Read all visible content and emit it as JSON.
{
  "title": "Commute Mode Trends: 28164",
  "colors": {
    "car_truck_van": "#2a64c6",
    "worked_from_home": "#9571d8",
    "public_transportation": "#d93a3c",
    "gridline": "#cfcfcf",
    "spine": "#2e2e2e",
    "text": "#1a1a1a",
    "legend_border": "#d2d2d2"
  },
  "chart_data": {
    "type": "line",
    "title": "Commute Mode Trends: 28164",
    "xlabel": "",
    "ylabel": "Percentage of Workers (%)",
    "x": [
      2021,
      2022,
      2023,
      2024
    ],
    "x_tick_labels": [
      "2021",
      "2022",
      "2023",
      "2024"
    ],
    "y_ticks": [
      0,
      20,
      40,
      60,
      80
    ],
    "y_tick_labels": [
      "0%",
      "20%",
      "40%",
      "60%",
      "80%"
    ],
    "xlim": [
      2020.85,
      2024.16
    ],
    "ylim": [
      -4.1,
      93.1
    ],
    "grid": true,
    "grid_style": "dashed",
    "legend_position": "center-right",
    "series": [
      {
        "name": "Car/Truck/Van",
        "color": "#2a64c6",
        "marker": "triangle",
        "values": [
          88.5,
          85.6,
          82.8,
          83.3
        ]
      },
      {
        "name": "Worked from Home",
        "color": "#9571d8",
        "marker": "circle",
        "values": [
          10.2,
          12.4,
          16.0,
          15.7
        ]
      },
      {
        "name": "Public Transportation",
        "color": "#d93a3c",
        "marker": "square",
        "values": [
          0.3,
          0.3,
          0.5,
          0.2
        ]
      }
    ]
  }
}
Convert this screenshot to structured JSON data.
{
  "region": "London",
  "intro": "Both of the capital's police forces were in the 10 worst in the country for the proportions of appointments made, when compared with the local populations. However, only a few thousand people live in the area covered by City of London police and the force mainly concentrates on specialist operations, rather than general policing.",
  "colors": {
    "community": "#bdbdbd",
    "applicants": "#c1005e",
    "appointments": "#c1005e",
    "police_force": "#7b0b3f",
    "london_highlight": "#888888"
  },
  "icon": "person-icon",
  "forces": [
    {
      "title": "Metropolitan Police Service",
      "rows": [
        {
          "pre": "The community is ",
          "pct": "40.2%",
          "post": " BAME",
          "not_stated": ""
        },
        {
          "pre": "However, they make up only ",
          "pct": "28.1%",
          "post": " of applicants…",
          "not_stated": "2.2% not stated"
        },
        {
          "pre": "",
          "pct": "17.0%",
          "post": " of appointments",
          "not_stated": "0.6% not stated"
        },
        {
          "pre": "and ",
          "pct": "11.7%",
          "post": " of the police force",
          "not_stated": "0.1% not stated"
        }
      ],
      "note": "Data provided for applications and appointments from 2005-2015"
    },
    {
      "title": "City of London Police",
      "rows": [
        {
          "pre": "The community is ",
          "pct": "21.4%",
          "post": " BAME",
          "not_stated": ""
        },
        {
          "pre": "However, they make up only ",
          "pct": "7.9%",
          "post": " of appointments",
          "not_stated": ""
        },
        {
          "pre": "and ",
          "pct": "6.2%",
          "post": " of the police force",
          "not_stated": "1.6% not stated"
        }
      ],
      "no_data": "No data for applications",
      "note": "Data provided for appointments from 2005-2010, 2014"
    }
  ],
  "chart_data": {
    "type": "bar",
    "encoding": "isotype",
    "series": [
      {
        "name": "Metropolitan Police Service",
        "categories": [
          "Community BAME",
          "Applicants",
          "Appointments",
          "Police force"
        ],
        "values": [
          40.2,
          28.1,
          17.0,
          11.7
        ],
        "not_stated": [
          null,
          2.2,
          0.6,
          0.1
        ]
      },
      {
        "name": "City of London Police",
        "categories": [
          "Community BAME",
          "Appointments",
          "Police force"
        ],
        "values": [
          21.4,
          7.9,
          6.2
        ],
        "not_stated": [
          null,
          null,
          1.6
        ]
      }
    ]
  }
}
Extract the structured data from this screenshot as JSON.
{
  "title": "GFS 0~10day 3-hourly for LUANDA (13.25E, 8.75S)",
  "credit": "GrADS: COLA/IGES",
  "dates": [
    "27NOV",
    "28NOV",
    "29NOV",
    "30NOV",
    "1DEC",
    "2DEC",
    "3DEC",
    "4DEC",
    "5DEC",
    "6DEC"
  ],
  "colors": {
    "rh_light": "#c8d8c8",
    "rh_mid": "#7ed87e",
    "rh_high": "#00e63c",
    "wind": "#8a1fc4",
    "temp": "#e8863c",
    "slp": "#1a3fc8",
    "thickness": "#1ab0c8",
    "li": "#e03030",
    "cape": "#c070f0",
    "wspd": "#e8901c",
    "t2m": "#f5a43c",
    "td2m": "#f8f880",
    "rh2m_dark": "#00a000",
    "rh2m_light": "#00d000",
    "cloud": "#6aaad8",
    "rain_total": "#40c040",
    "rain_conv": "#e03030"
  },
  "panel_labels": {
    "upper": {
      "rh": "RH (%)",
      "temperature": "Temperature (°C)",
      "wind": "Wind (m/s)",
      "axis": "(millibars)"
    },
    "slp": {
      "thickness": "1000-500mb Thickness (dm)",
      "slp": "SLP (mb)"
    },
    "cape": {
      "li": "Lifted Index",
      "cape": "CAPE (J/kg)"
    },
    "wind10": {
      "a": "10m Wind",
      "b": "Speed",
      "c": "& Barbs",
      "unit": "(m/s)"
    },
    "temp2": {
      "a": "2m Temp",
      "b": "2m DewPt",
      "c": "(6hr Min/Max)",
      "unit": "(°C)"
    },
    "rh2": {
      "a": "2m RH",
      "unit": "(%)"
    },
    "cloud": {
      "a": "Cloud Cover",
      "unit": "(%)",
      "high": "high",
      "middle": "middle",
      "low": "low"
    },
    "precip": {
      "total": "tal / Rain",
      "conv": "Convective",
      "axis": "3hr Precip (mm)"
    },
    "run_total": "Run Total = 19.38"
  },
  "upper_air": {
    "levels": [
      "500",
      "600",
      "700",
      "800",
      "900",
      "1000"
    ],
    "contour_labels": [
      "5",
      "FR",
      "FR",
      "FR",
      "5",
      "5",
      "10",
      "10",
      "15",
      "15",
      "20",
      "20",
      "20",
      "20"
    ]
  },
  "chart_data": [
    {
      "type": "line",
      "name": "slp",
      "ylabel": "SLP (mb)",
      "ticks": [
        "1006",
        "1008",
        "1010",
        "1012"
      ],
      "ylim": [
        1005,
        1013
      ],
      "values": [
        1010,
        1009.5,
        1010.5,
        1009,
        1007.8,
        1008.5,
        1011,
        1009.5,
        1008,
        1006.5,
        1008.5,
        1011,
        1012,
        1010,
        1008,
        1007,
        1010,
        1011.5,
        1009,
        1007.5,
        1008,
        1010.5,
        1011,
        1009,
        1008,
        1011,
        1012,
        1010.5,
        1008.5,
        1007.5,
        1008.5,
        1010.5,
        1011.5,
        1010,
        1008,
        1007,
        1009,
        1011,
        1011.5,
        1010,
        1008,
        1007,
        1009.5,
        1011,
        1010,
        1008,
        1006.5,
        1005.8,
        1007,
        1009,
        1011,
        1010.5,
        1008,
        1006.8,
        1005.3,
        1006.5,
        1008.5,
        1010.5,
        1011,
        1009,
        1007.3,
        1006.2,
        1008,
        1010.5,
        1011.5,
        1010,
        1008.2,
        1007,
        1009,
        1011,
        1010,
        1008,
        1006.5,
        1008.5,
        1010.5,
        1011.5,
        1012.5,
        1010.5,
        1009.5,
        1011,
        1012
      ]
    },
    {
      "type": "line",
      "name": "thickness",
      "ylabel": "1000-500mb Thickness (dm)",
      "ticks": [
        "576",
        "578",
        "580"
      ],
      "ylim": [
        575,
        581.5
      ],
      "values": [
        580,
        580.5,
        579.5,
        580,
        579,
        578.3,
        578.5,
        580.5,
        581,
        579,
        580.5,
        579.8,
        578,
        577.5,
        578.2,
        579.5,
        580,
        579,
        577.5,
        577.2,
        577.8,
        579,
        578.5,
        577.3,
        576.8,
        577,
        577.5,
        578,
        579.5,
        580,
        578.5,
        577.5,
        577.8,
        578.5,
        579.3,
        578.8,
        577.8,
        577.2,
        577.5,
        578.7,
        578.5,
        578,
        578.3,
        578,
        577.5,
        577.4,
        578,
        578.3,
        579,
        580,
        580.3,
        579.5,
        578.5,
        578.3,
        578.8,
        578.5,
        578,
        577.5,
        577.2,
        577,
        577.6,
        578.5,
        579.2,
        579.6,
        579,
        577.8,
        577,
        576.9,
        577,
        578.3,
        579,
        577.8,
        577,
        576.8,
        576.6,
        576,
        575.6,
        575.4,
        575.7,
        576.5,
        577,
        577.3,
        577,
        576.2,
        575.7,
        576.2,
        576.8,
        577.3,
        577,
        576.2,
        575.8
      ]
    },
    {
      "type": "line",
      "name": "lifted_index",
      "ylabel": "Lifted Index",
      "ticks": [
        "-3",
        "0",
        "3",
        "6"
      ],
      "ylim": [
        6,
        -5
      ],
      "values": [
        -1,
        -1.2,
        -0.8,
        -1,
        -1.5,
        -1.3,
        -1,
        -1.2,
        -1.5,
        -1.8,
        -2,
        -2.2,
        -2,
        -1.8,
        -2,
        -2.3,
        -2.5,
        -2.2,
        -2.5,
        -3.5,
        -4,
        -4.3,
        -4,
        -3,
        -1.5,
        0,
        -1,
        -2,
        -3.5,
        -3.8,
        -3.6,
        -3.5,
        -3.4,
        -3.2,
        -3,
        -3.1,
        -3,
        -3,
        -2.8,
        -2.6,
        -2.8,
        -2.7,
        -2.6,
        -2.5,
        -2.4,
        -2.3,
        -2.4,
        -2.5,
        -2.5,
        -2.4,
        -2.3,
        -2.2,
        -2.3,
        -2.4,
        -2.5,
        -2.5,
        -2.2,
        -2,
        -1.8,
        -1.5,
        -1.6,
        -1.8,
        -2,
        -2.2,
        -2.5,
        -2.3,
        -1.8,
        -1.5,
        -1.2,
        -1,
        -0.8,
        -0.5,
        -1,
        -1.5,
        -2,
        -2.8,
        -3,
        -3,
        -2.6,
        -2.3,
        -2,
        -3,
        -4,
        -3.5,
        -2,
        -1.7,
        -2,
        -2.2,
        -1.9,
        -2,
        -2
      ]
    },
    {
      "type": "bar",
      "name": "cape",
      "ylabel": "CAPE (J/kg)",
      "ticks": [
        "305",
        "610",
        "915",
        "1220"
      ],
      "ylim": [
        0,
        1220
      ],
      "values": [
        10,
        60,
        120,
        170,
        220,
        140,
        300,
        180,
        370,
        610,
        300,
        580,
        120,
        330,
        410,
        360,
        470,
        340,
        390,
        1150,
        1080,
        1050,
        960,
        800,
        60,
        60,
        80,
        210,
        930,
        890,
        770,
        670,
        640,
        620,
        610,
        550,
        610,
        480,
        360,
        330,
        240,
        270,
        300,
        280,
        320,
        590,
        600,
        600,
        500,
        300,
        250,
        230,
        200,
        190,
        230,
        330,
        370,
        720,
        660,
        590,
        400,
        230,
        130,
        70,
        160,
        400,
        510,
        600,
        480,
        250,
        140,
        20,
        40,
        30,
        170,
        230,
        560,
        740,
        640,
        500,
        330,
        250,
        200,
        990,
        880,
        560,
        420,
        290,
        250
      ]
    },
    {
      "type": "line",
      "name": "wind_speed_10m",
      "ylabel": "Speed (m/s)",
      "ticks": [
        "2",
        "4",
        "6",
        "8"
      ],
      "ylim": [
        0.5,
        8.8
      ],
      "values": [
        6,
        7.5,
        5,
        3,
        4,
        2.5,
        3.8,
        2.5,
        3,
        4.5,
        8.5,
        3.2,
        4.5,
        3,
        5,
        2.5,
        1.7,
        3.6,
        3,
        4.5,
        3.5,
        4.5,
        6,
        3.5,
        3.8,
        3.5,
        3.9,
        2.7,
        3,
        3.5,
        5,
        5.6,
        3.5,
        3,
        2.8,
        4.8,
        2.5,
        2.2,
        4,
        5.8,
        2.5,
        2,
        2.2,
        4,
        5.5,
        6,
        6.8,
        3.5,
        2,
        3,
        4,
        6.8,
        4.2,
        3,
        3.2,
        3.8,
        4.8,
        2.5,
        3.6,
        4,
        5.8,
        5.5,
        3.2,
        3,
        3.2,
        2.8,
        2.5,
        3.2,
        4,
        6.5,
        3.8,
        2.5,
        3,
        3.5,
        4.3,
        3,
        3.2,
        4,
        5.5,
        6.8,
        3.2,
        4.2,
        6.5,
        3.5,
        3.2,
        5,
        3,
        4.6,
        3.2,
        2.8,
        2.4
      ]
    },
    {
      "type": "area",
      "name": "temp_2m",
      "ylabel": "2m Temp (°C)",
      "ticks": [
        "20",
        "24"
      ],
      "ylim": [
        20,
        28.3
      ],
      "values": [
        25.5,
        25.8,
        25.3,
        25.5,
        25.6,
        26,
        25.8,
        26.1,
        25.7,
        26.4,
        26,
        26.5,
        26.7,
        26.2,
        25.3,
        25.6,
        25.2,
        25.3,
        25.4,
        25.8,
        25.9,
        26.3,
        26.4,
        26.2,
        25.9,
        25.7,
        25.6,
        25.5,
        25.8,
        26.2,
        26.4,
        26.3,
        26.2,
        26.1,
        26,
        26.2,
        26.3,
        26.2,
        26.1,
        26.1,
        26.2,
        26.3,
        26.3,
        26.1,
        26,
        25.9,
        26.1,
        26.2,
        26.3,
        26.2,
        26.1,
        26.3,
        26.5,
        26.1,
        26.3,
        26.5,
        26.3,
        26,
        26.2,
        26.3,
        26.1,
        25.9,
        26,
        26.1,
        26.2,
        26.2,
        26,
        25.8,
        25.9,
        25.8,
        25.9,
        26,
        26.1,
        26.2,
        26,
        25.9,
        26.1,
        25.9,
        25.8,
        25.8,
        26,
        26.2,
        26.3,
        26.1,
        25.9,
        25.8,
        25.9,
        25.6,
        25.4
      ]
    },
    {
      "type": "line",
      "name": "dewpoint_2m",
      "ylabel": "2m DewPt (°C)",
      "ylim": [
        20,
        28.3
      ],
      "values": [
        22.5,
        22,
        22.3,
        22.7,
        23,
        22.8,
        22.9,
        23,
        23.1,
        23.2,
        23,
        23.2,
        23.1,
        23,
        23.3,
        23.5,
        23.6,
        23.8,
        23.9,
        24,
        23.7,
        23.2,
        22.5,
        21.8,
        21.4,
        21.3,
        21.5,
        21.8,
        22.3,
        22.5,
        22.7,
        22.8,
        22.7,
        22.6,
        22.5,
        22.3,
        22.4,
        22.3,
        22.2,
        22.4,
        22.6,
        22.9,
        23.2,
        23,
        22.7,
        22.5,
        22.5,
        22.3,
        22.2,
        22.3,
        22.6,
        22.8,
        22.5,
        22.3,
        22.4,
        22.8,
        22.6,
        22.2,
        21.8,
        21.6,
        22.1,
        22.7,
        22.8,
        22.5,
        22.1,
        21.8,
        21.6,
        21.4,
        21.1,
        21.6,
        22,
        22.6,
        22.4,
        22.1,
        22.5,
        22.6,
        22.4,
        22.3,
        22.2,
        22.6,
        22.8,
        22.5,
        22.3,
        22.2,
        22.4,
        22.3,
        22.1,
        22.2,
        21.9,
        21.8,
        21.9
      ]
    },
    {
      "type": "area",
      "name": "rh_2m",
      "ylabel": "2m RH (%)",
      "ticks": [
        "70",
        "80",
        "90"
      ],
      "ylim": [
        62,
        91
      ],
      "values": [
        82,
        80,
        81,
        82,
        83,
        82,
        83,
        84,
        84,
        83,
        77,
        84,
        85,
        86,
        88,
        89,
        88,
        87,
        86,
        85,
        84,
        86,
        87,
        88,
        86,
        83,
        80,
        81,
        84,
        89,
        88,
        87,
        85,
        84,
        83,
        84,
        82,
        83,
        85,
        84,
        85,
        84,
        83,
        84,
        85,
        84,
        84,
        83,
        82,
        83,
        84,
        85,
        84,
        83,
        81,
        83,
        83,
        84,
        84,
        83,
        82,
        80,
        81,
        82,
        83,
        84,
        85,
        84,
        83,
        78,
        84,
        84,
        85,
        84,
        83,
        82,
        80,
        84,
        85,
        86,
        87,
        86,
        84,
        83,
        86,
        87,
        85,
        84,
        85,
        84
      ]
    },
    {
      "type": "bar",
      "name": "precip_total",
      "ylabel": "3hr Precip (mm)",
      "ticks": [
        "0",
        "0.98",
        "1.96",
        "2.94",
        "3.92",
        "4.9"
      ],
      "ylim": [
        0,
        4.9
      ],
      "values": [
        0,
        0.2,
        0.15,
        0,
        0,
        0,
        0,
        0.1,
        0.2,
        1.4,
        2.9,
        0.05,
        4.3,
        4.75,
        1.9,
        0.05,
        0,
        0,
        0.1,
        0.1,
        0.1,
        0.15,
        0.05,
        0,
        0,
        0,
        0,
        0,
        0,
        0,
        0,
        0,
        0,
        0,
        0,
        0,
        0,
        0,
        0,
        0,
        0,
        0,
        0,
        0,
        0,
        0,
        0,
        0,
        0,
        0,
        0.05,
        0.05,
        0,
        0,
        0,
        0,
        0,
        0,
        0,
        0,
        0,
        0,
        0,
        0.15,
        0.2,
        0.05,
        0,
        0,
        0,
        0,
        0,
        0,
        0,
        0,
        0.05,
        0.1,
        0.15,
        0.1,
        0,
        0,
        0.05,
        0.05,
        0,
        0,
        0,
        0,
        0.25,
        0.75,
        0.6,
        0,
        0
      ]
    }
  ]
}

________________

Return all lines containing "Mode".

  "title": "Commute Mode Trends: 28164",
    "title": "Commute Mode Trends: 28164",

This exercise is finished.